Work item: Could you count how many lines of the data include "festgestellt" and answer with the number only?

Working data:
== Segment start ==

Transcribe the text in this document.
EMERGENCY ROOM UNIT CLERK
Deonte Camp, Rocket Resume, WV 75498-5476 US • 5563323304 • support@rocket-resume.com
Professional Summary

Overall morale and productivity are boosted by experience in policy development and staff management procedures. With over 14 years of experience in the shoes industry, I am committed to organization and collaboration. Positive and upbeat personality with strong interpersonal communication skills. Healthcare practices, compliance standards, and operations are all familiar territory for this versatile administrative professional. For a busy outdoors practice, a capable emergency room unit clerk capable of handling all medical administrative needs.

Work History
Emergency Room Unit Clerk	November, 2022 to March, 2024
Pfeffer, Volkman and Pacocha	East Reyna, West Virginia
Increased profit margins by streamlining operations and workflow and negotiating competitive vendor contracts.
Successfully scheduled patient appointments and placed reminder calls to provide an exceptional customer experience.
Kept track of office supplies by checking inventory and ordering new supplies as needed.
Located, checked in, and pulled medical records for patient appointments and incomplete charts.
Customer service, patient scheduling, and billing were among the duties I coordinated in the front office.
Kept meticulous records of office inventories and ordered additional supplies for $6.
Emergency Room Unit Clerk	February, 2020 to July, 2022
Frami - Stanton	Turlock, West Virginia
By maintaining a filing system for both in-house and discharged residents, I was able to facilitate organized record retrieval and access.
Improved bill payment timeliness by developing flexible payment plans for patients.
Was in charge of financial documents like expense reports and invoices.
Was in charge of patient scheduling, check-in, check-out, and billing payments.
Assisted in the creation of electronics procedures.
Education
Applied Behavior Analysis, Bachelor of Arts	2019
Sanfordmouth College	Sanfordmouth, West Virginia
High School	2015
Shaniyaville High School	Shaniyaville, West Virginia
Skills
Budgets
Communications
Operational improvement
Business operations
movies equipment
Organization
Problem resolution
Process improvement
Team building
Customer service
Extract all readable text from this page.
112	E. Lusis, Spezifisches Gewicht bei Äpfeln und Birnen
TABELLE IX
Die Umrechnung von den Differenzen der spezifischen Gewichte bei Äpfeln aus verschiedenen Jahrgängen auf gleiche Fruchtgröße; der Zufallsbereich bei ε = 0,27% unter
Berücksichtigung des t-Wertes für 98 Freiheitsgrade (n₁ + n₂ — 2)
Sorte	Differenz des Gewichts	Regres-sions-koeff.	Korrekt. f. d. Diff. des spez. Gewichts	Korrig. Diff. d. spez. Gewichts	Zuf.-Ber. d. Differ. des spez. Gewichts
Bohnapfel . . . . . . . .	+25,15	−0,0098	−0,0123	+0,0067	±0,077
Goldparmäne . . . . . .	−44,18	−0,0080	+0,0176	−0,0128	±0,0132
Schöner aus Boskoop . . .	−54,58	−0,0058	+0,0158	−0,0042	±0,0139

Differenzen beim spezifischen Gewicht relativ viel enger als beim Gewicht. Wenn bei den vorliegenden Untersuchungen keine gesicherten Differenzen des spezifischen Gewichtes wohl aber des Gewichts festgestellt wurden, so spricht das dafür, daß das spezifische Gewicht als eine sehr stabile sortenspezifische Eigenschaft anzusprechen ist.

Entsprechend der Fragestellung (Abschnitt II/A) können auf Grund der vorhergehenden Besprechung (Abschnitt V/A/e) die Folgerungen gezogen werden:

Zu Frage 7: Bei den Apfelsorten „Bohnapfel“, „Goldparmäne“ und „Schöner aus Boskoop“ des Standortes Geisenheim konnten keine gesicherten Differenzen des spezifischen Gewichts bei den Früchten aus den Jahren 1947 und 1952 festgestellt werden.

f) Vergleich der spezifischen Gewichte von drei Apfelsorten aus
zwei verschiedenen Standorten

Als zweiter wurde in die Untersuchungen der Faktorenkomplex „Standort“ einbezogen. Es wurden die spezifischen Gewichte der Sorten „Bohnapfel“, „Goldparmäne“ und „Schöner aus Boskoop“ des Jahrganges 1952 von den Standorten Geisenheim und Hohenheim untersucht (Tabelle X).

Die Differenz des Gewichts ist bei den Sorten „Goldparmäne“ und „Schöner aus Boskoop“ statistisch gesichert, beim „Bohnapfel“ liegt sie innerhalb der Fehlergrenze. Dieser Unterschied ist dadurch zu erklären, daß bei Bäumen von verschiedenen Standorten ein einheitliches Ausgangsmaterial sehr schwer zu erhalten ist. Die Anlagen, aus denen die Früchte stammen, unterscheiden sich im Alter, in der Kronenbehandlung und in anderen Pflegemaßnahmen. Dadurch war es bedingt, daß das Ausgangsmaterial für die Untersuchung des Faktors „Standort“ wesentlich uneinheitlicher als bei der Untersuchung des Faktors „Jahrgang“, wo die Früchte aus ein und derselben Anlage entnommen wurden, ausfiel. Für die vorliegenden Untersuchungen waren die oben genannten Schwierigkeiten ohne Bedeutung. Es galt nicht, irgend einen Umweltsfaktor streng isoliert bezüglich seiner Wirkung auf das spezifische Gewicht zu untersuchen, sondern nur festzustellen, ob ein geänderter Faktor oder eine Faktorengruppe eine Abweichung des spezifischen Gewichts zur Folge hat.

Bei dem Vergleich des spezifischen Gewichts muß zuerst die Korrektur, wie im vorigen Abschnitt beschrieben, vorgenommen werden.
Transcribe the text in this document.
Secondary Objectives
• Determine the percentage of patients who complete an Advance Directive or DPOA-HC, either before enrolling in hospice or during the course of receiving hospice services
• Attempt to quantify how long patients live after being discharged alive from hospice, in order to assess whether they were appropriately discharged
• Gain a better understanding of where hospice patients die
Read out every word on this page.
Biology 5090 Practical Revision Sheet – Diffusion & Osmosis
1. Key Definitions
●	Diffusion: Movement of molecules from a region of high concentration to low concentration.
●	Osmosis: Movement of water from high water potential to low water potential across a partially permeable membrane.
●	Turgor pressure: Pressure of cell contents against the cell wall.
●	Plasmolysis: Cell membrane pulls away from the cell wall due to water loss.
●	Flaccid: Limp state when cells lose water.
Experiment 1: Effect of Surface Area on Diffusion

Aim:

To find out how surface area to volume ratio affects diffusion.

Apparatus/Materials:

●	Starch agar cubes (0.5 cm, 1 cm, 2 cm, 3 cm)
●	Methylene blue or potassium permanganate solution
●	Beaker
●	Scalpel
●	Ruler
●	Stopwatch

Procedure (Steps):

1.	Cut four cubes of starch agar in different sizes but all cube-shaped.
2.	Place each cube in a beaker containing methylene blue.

== Segment end ==

Answer to the exercise: 2